[begin ENTRIES SUPPLIED]

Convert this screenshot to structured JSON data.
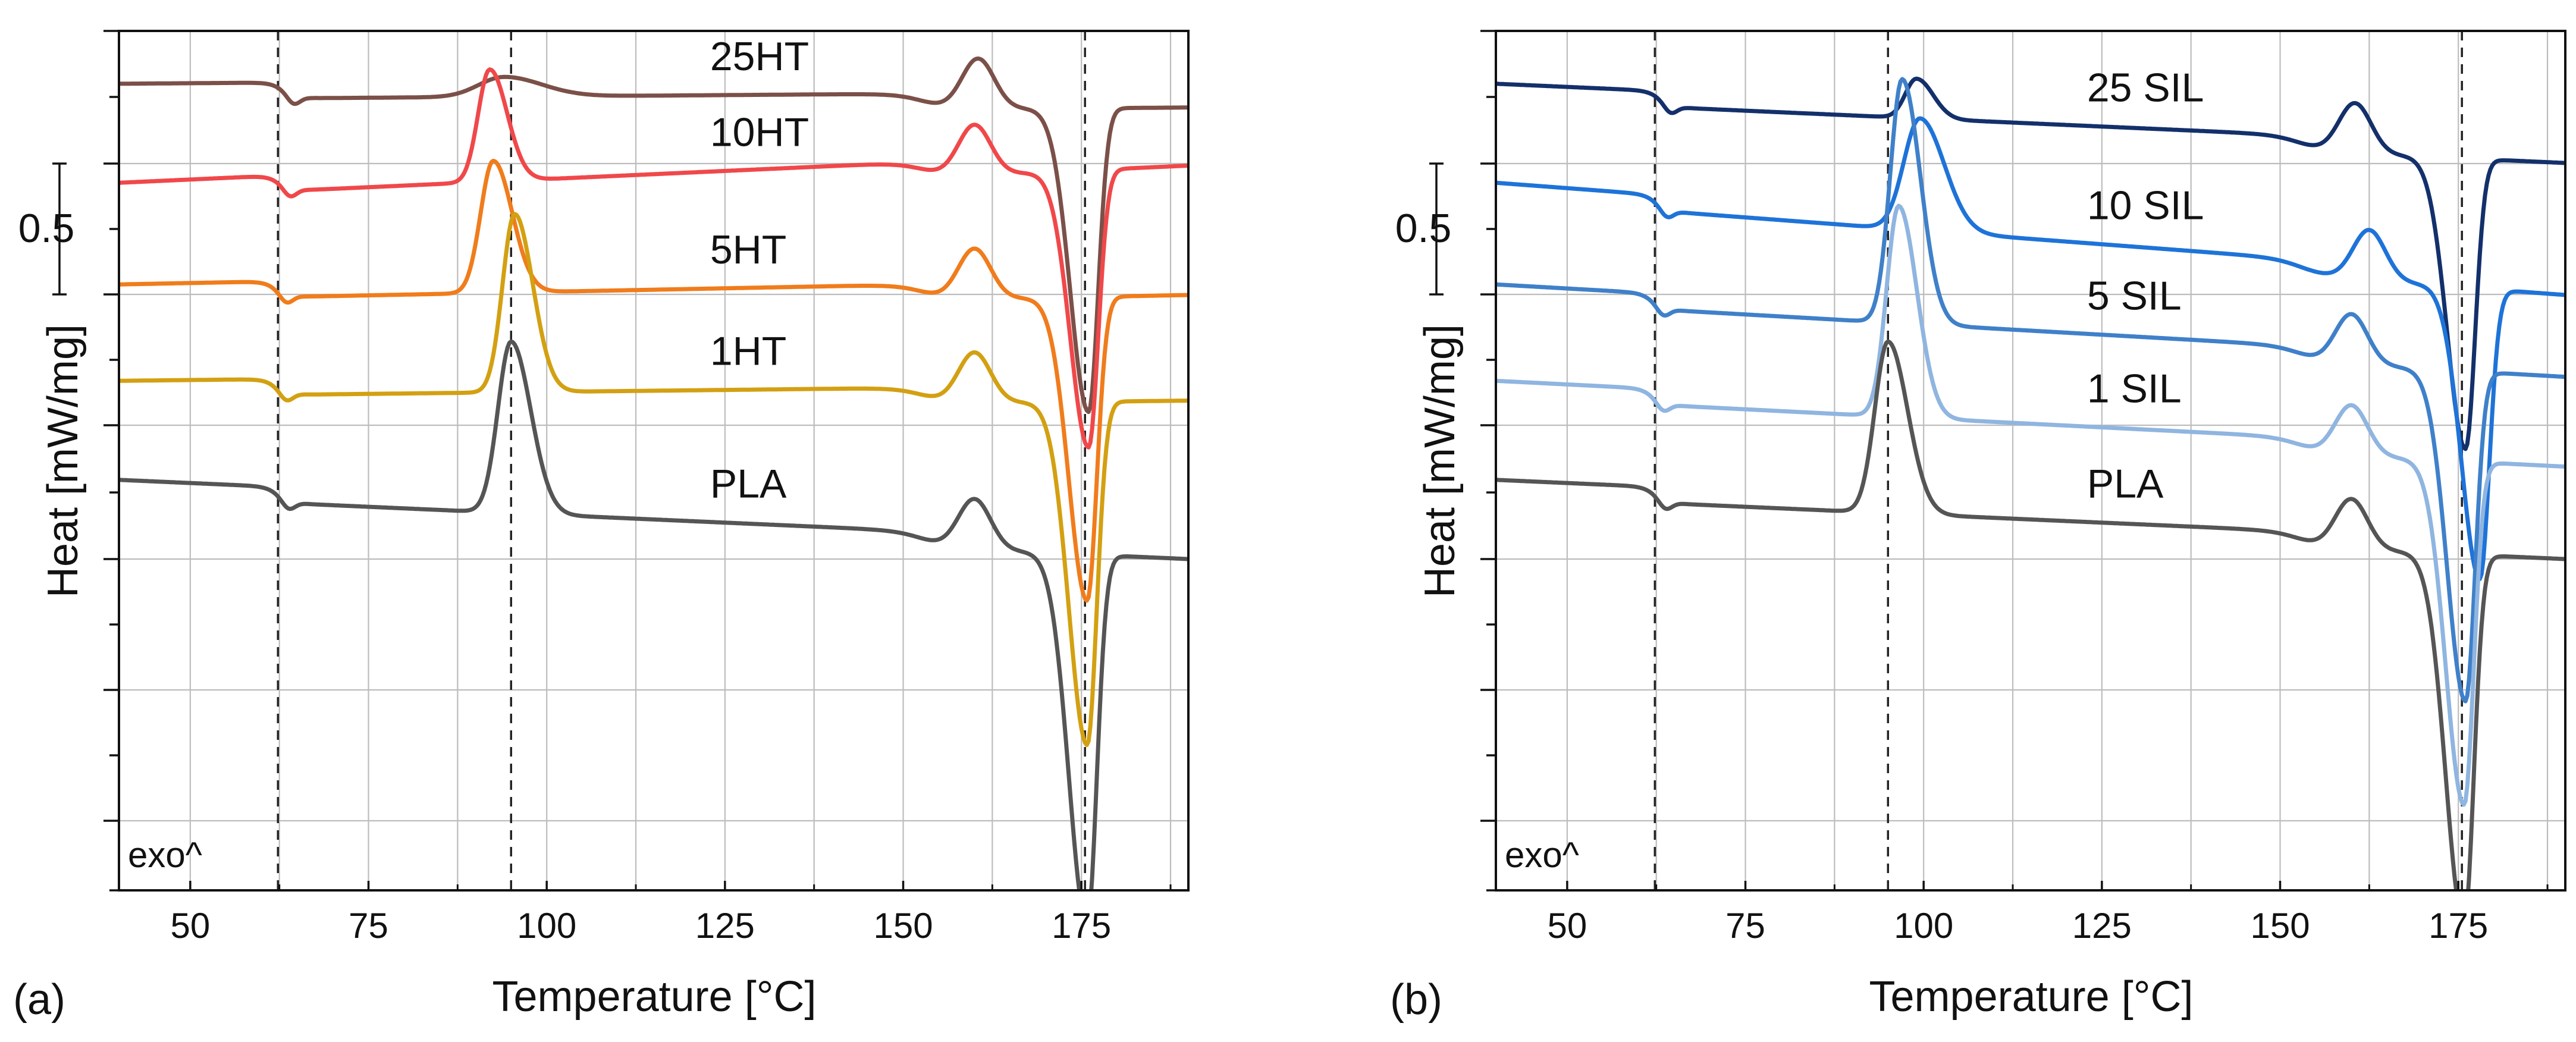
{
  "chart_data": [
    {
      "panel_label": "(a)",
      "type": "line",
      "xlabel": "Temperature [°C]",
      "ylabel": "Heat [mW/mg]",
      "xlim": [
        40,
        190
      ],
      "xticks": [
        50,
        75,
        100,
        125,
        150,
        175
      ],
      "scale_bar_label": "0.5",
      "exo_label": "exo^",
      "reference_lines_x": [
        62.3,
        95.0,
        175.5
      ],
      "series": [
        {
          "name": "25HT",
          "label": "25HT",
          "color": "#7b5048",
          "label_x": 125,
          "offset": 3.6,
          "tg": 63,
          "cc_peak": 94,
          "cc_height": 0.15,
          "cc_width": 5.0,
          "melt_shoulder": 160.5,
          "melt_peak": 176.0,
          "melt_depth": 2.3,
          "end_level": 3.42
        },
        {
          "name": "10HT",
          "label": "10HT",
          "color": "#f0484a",
          "label_x": 125,
          "offset": 2.85,
          "tg": 62.5,
          "cc_peak": 92,
          "cc_height": 0.85,
          "cc_width": 2.3,
          "melt_shoulder": 160.0,
          "melt_peak": 176.0,
          "melt_depth": 2.1,
          "end_level": 2.98
        },
        {
          "name": "5HT",
          "label": "5HT",
          "color": "#f07c1c",
          "label_x": 125,
          "offset": 2.08,
          "tg": 62.0,
          "cc_peak": 92.5,
          "cc_height": 1.0,
          "cc_width": 2.5,
          "melt_shoulder": 160.0,
          "melt_peak": 175.8,
          "melt_depth": 2.3,
          "end_level": 2.0
        },
        {
          "name": "1HT",
          "label": "1HT",
          "color": "#d3a012",
          "label_x": 125,
          "offset": 1.35,
          "tg": 62.0,
          "cc_peak": 95.5,
          "cc_height": 1.35,
          "cc_width": 2.4,
          "melt_shoulder": 160.0,
          "melt_peak": 175.8,
          "melt_depth": 2.6,
          "end_level": 1.2
        },
        {
          "name": "PLA",
          "label": "PLA",
          "color": "#555555",
          "label_x": 125,
          "offset": 0.6,
          "tg": 62.3,
          "cc_peak": 95.0,
          "cc_height": 1.3,
          "cc_width": 2.6,
          "melt_shoulder": 160.0,
          "melt_peak": 175.8,
          "melt_depth": 2.8,
          "end_level": 0.0
        }
      ]
    },
    {
      "panel_label": "(b)",
      "type": "line",
      "xlabel": "Temperature [°C]",
      "ylabel": "Heat [mW/mg]",
      "xlim": [
        40,
        190
      ],
      "xticks": [
        50,
        75,
        100,
        125,
        150,
        175
      ],
      "scale_bar_label": "0.5",
      "exo_label": "exo^",
      "reference_lines_x": [
        62.3,
        95.0,
        175.5
      ],
      "series": [
        {
          "name": "25 SIL",
          "label": "25 SIL",
          "color": "#13306b",
          "label_x": 125,
          "offset": 3.6,
          "tg": 63,
          "cc_peak": 99,
          "cc_height": 0.3,
          "cc_width": 2.2,
          "melt_shoulder": 160.5,
          "melt_peak": 176.0,
          "melt_depth": 2.2,
          "end_level": 3.0
        },
        {
          "name": "10 SIL",
          "label": "10 SIL",
          "color": "#1e73d8",
          "label_x": 125,
          "offset": 2.85,
          "tg": 62.5,
          "cc_peak": 99.5,
          "cc_height": 0.85,
          "cc_width": 3.2,
          "melt_shoulder": 162.5,
          "melt_peak": 178.0,
          "melt_depth": 2.2,
          "end_level": 2.0
        },
        {
          "name": "5 SIL",
          "label": "5 SIL",
          "color": "#3f80c9",
          "label_x": 125,
          "offset": 2.08,
          "tg": 62.0,
          "cc_peak": 97.0,
          "cc_height": 1.85,
          "cc_width": 2.4,
          "melt_shoulder": 160.0,
          "melt_peak": 176.0,
          "melt_depth": 2.5,
          "end_level": 1.38
        },
        {
          "name": "1 SIL",
          "label": "1 SIL",
          "color": "#8fb5e0",
          "label_x": 125,
          "offset": 1.35,
          "tg": 62.0,
          "cc_peak": 96.5,
          "cc_height": 1.6,
          "cc_width": 2.4,
          "melt_shoulder": 160.0,
          "melt_peak": 175.8,
          "melt_depth": 2.6,
          "end_level": 0.7
        },
        {
          "name": "PLA",
          "label": "PLA",
          "color": "#555555",
          "label_x": 125,
          "offset": 0.6,
          "tg": 62.3,
          "cc_peak": 95.0,
          "cc_height": 1.3,
          "cc_width": 2.6,
          "melt_shoulder": 160.0,
          "melt_peak": 175.8,
          "melt_depth": 2.8,
          "end_level": 0.0
        }
      ]
    }
  ]
}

[end ENTRIES SUPPLIED]

TASK REQUIREMENTS:
Write out every line above exactly as it is, leaving out the pictures.

RESULT FOR THIS TASK:
Convert this screenshot to structured JSON data.
{
  "chart_data": [
    {
      "panel_label": "(a)",
      "type": "line",
      "xlabel": "Temperature [°C]",
      "ylabel": "Heat [mW/mg]",
      "xlim": [
        40,
        190
      ],
      "xticks": [
        50,
        75,
        100,
        125,
        150,
        175
      ],
      "scale_bar_label": "0.5",
      "exo_label": "exo^",
      "reference_lines_x": [
        62.3,
        95.0,
        175.5
      ],
      "series": [
        {
          "name": "25HT",
          "label": "25HT",
          "color": "#7b5048",
          "label_x": 125,
          "offset": 3.6,
          "tg": 63,
          "cc_peak": 94,
          "cc_height": 0.15,
          "cc_width": 5.0,
          "melt_shoulder": 160.5,
          "melt_peak": 176.0,
          "melt_depth": 2.3,
          "end_level": 3.42
        },
        {
          "name": "10HT",
          "label": "10HT",
          "color": "#f0484a",
          "label_x": 125,
          "offset": 2.85,
          "tg": 62.5,
          "cc_peak": 92,
          "cc_height": 0.85,
          "cc_width": 2.3,
          "melt_shoulder": 160.0,
          "melt_peak": 176.0,
          "melt_depth": 2.1,
          "end_level": 2.98
        },
        {
          "name": "5HT",
          "label": "5HT",
          "color": "#f07c1c",
          "label_x": 125,
          "offset": 2.08,
          "tg": 62.0,
          "cc_peak": 92.5,
          "cc_height": 1.0,
          "cc_width": 2.5,
          "melt_shoulder": 160.0,
          "melt_peak": 175.8,
          "melt_depth": 2.3,
          "end_level": 2.0
        },
        {
          "name": "1HT",
          "label": "1HT",
          "color": "#d3a012",
          "label_x": 125,
          "offset": 1.35,
          "tg": 62.0,
          "cc_peak": 95.5,
          "cc_height": 1.35,
          "cc_width": 2.4,
          "melt_shoulder": 160.0,
          "melt_peak": 175.8,
          "melt_depth": 2.6,
          "end_level": 1.2
        },
        {
          "name": "PLA",
          "label": "PLA",
          "color": "#555555",
          "label_x": 125,
          "offset": 0.6,
          "tg": 62.3,
          "cc_peak": 95.0,
          "cc_height": 1.3,
          "cc_width": 2.6,
          "melt_shoulder": 160.0,
          "melt_peak": 175.8,
          "melt_depth": 2.8,
          "end_level": 0.0
        }
      ]
    },
    {
      "panel_label": "(b)",
      "type": "line",
      "xlabel": "Temperature [°C]",
      "ylabel": "Heat [mW/mg]",
      "xlim": [
        40,
        190
      ],
      "xticks": [
        50,
        75,
        100,
        125,
        150,
        175
      ],
      "scale_bar_label": "0.5",
      "exo_label": "exo^",
      "reference_lines_x": [
        62.3,
        95.0,
        175.5
      ],
      "series": [
        {
          "name": "25 SIL",
          "label": "25 SIL",
          "color": "#13306b",
          "label_x": 125,
          "offset": 3.6,
          "tg": 63,
          "cc_peak": 99,
          "cc_height": 0.3,
          "cc_width": 2.2,
          "melt_shoulder": 160.5,
          "melt_peak": 176.0,
          "melt_depth": 2.2,
          "end_level": 3.0
        },
        {
          "name": "10 SIL",
          "label": "10 SIL",
          "color": "#1e73d8",
          "label_x": 125,
          "offset": 2.85,
          "tg": 62.5,
          "cc_peak": 99.5,
          "cc_height": 0.85,
          "cc_width": 3.2,
          "melt_shoulder": 162.5,
          "melt_peak": 178.0,
          "melt_depth": 2.2,
          "end_level": 2.0
        },
        {
          "name": "5 SIL",
          "label": "5 SIL",
          "color": "#3f80c9",
          "label_x": 125,
          "offset": 2.08,
          "tg": 62.0,
          "cc_peak": 97.0,
          "cc_height": 1.85,
          "cc_width": 2.4,
          "melt_shoulder": 160.0,
          "melt_peak": 176.0,
          "melt_depth": 2.5,
          "end_level": 1.38
        },
        {
          "name": "1 SIL",
          "label": "1 SIL",
          "color": "#8fb5e0",
          "label_x": 125,
          "offset": 1.35,
          "tg": 62.0,
          "cc_peak": 96.5,
          "cc_height": 1.6,
          "cc_width": 2.4,
          "melt_shoulder": 160.0,
          "melt_peak": 175.8,
          "melt_depth": 2.6,
          "end_level": 0.7
        },
        {
          "name": "PLA",
          "label": "PLA",
          "color": "#555555",
          "label_x": 125,
          "offset": 0.6,
          "tg": 62.3,
          "cc_peak": 95.0,
          "cc_height": 1.3,
          "cc_width": 2.6,
          "melt_shoulder": 160.0,
          "melt_peak": 175.8,
          "melt_depth": 2.8,
          "end_level": 0.0
        }
      ]
    }
  ]
}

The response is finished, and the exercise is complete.